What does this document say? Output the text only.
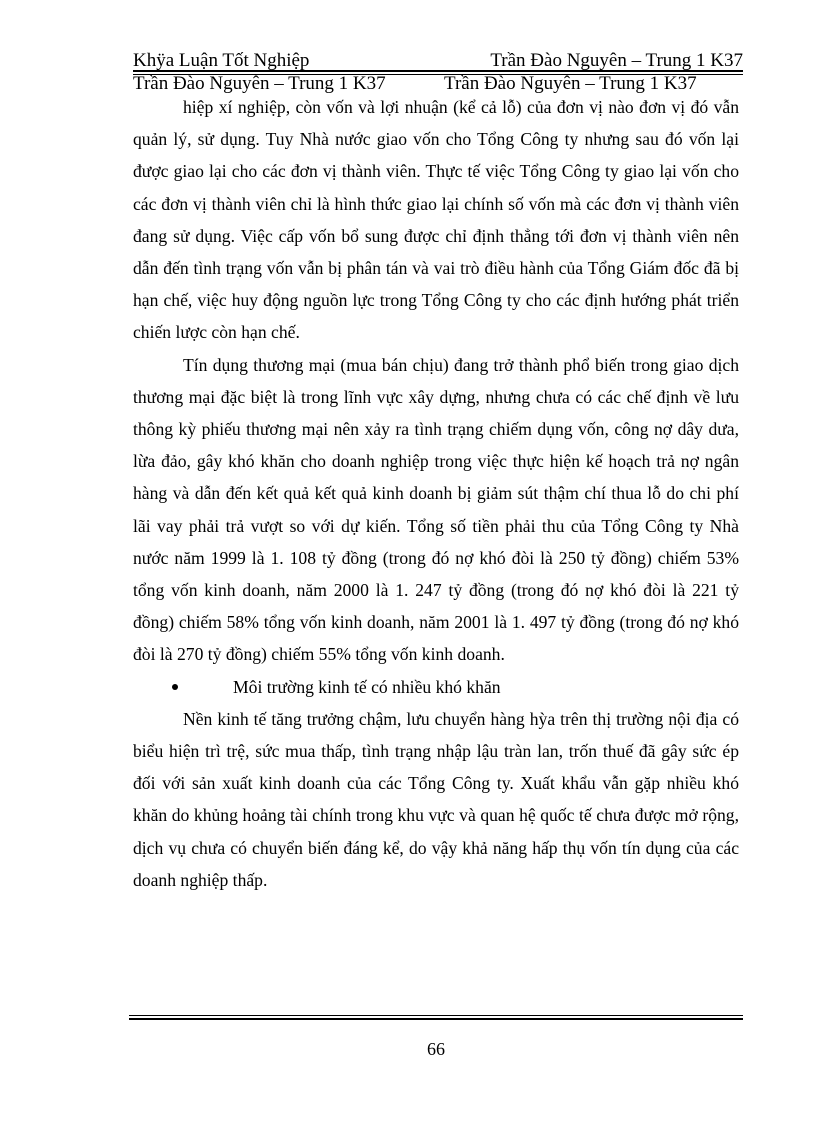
Khÿa Luận Tốt Nghiệp	Trần Đào Nguyên – Trung 1 K37
Trần Đào Nguyên – Trung 1 K37	Trần Đào Nguyên – Trung 1 K37

hiệp xí nghiệp, còn vốn và lợi nhuận (kể cả lỗ) của đơn vị nào đơn vị đó vẫn quản lý, sử dụng. Tuy Nhà nước giao vốn cho Tổng Công ty nhưng sau đó vốn lại được giao lại cho các đơn vị thành viên. Thực tế việc Tổng Công ty giao lại vốn cho các đơn vị thành viên chỉ là hình thức giao lại chính số vốn mà các đơn vị thành viên đang sử dụng. Việc cấp vốn bổ sung được chỉ định thẳng tới đơn vị thành viên nên dẫn đến tình trạng vốn vẫn bị phân tán và vai trò điều hành của Tổng Giám đốc đã bị hạn chế, việc huy động nguồn lực trong Tổng Công ty cho các định hướng phát triển chiến lược còn hạn chế.

Tín dụng thương mại (mua bán chịu) đang trở thành phổ biến trong giao dịch thương mại đặc biệt là trong lĩnh vực xây dựng, nhưng chưa có các chế định về lưu thông kỳ phiếu thương mại nên xảy ra tình trạng chiếm dụng vốn, công nợ dây dưa, lừa đảo, gây khó khăn cho doanh nghiệp trong việc thực hiện kế hoạch trả nợ ngân hàng và dẫn đến kết quả kết quả kinh doanh bị giảm sút thậm chí thua lỗ do chi phí lãi vay phải trả vượt so với dự kiến. Tổng số tiền phải thu của Tổng Công ty Nhà nước năm 1999 là 1. 108 tỷ đồng (trong đó nợ khó đòi là 250 tỷ đồng) chiếm 53% tổng vốn kinh doanh, năm 2000 là 1. 247 tỷ đồng (trong đó nợ khó đòi là 221 tỷ đồng) chiếm 58% tổng vốn kinh doanh, năm 2001 là 1. 497 tỷ đồng (trong đó nợ khó đòi là 270 tỷ đồng) chiếm 55% tổng vốn kinh doanh.

Môi trường kinh tế có nhiều khó khăn

Nền kinh tế tăng trưởng chậm, lưu chuyển hàng hỳa trên thị trường nội địa có biểu hiện trì trệ, sức mua thấp, tình trạng nhập lậu tràn lan, trốn thuế đã gây sức ép đối với sản xuất kinh doanh của các Tổng Công ty. Xuất khẩu vẫn gặp nhiều khó khăn do khủng hoảng tài chính trong khu vực và quan hệ quốc tế chưa được mở rộng, dịch vụ chưa có chuyển biến đáng kể, do vậy khả năng hấp thụ vốn tín dụng của các doanh nghiệp thấp.

66
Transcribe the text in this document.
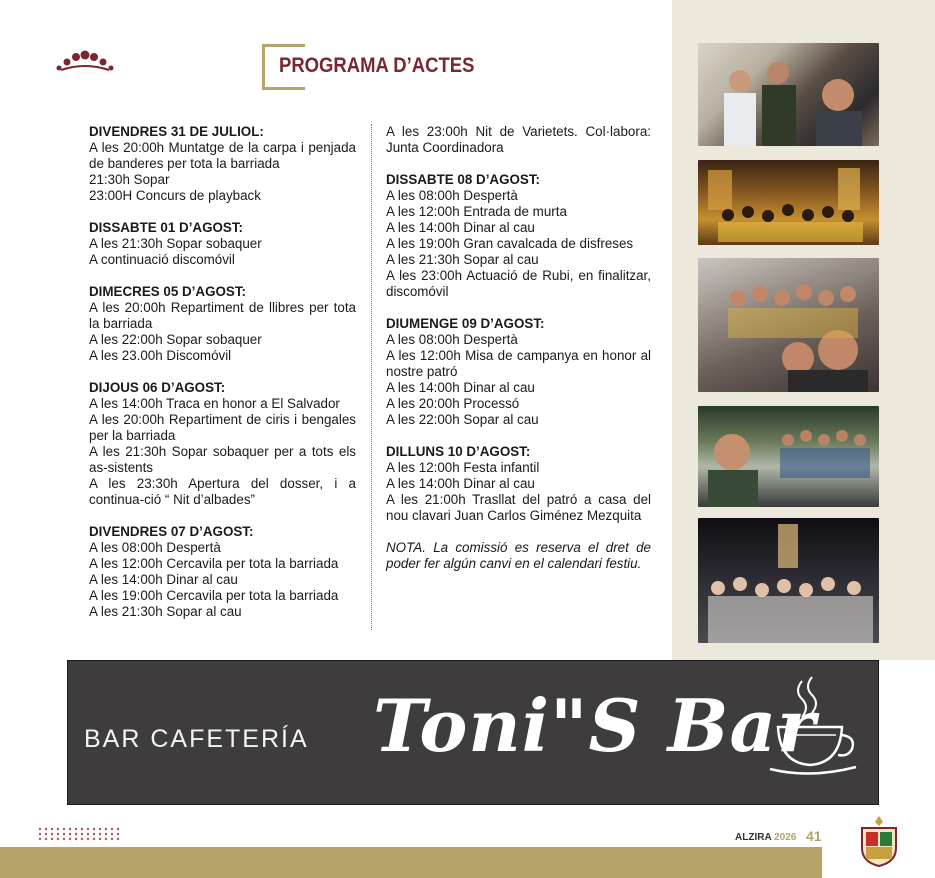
PROGRAMA D’ACTES
DIVENDRES 31 DE JULIOL:
A les 20:00h Muntatge de la carpa i penjada de banderes per tota la barriada
21:30h Sopar
23:00H Concurs de playback
DISSABTE 01 D’AGOST:
A les 21:30h Sopar sobaquer
A continuació discomóvil
DIMECRES 05 D’AGOST:
A les 20:00h Repartiment de llibres per tota la barriada
A les 22:00h Sopar sobaquer
A les 23.00h Discomóvil
DIJOUS 06 D’AGOST:
A les 14:00h Traca en honor a El Salvador
A les 20:00h Repartiment de ciris i bengales per la barriada
A les 21:30h Sopar sobaquer per a tots els as-sistents
A les 23:30h Apertura del dosser, i a continua-ció “ Nit d’albades”
DIVENDRES 07 D’AGOST:
A les 08:00h Despertà
A les 12:00h Cercavila per tota la barriada
A les 14:00h Dinar al cau
A les 19:00h Cercavila per tota la barriada
A les 21:30h Sopar al cau
A les 23:00h Nit de Varietets. Col·labora: Junta Coordinadora
DISSABTE 08 D’AGOST:
A les 08:00h Despertà
A les 12:00h Entrada de murta
A les 14:00h Dinar al cau
A les 19:00h Gran cavalcada de disfreses
A les 21:30h Sopar al cau
A les 23:00h Actuació de Rubi, en finalitzar, discomóvil
DIUMENGE 09 D’AGOST:
A les 08:00h Despertà
A les 12:00h Misa de campanya en honor al nostre patró
A les 14:00h Dinar al cau
A les 20:00h Processó
A les 22:00h Sopar al cau
DILLUNS 10 D’AGOST:
A les 12:00h Festa infantil
A les 14:00h Dinar al cau
A les 21:00h Trasllat del patró a casa del nou clavari Juan Carlos Giménez Mezquita
NOTA. La comissió es reserva el dret de poder fer algún canvi en el calendari festiu.
BAR CAFETERÍA Toni"S Bar
ALZIRA 2026 41
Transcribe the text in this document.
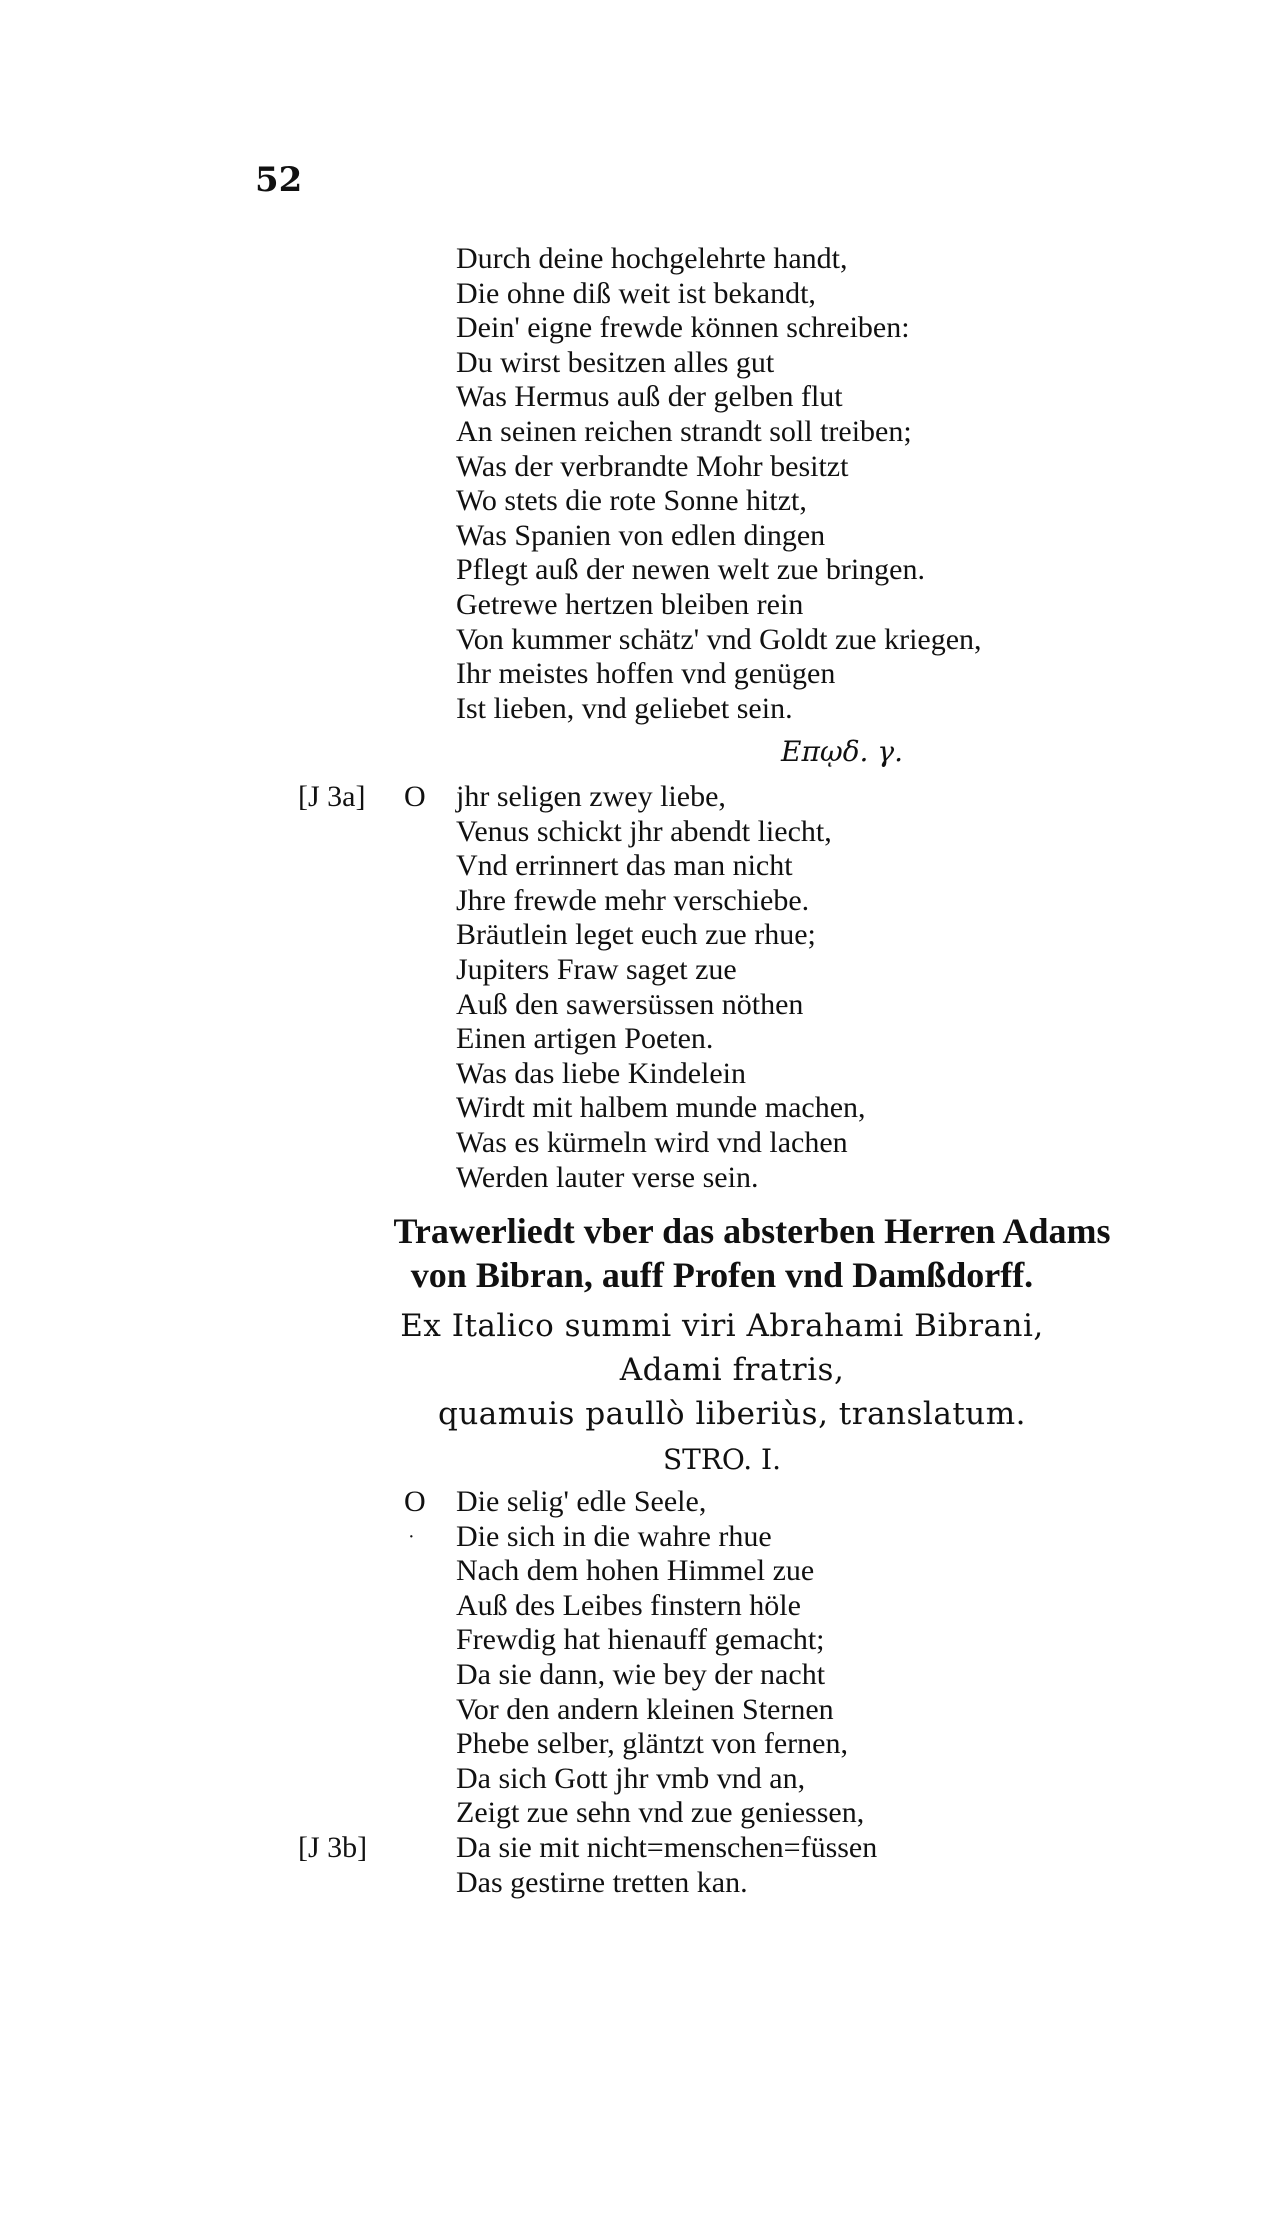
52
Durch deine hochgelehrte handt,
Die ohne diß weit ist bekandt,
Dein' eigne frewde können schreiben:
Du wirst besitzen alles gut
Was Hermus auß der gelben flut
An seinen reichen strandt soll treiben;
Was der verbrandte Mohr besitzt
Wo stets die rote Sonne hitzt,
Was Spanien von edlen dingen
Pflegt auß der newen welt zue bringen.
Getrewe hertzen bleiben rein
Von kummer schätz' vnd Goldt zue kriegen,
Ihr meistes hoffen vnd genügen
Ist lieben, vnd geliebet sein.
Επῳδ. γ.
[J 3a] O jhr seligen zwey liebe,
Venus schickt jhr abendt liecht,
Vnd errinnert das man nicht
Jhre frewde mehr verschiebe.
Bräutlein leget euch zue rhue;
Jupiters Fraw saget zue
Auß den sawersüssen nöthen
Einen artigen Poeten.
Was das liebe Kindelein
Wirdt mit halbem munde machen,
Was es kürmeln wird vnd lachen
Werden lauter verse sein.
Trawerliedt vber das absterben Herren Adams
von Bibran, auff Profen vnd Damßdorff.
Ex Italico summi viri Abrahami Bibrani,
Adami fratris,
quamuis paullò liberiùs, translatum.
STRO. I.
O Die selig' edle Seele,
· Die sich in die wahre rhue
Nach dem hohen Himmel zue
Auß des Leibes finstern höle
Frewdig hat hienauff gemacht;
Da sie dann, wie bey der nacht
Vor den andern kleinen Sternen
Phebe selber, gläntzt von fernen,
Da sich Gott jhr vmb vnd an,
Zeigt zue sehn vnd zue geniessen,
[J 3b]	Da sie mit nicht=menschen=füssen
Das gestirne tretten kan.
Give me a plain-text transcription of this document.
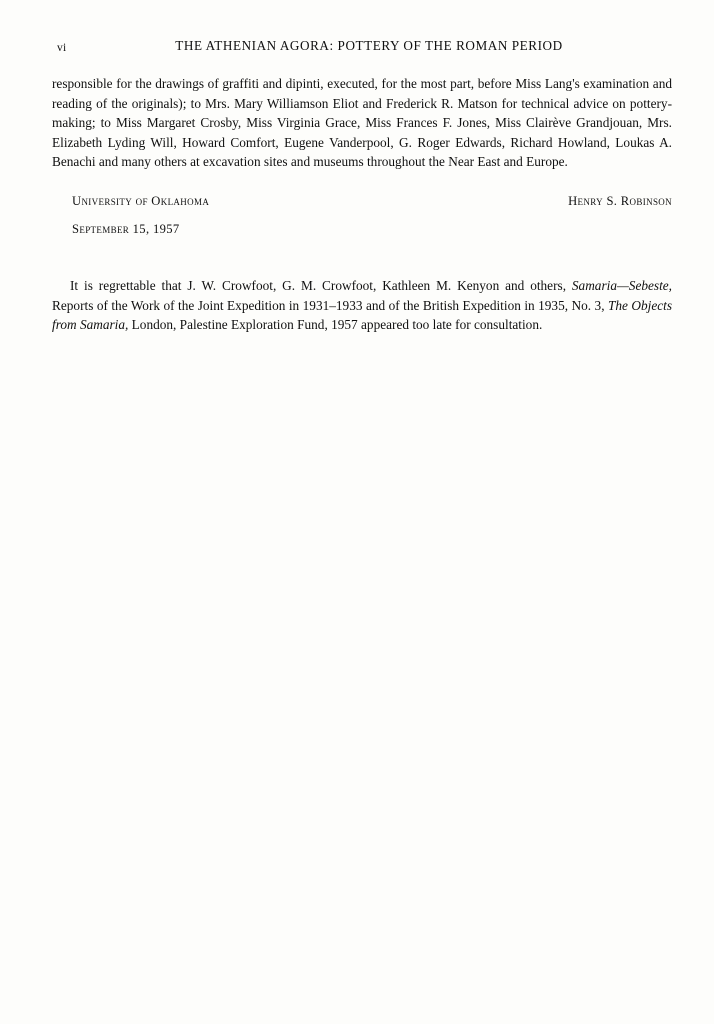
vi	THE ATHENIAN AGORA: POTTERY OF THE ROMAN PERIOD

responsible for the drawings of graffiti and dipinti, executed, for the most part, before Miss Lang's examination and reading of the originals); to Mrs. Mary Williamson Eliot and Frederick R. Matson for technical advice on pottery-making; to Miss Margaret Crosby, Miss Virginia Grace, Miss Frances F. Jones, Miss Clairève Grandjouan, Mrs. Elizabeth Lyding Will, Howard Comfort, Eugene Vanderpool, G. Roger Edwards, Richard Howland, Loukas A. Benachi and many others at excavation sites and museums throughout the Near East and Europe.

University of Oklahoma	Henry S. Robinson
September 15, 1957

It is regrettable that J. W. Crowfoot, G. M. Crowfoot, Kathleen M. Kenyon and others, Samaria—Sebeste, Reports of the Work of the Joint Expedition in 1931–1933 and of the British Expedition in 1935, No. 3, The Objects from Samaria, London, Palestine Exploration Fund, 1957 appeared too late for consultation.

* _The request_: All lines that include "Trung" are to be gathered and copied.

* _Problem solution_:
Khÿa Luận Tốt Nghiệp	Trần Đào Nguyên – Trung 1 K37
Trần Đào Nguyên – Trung 1 K37	Trần Đào Nguyên – Trung 1 K37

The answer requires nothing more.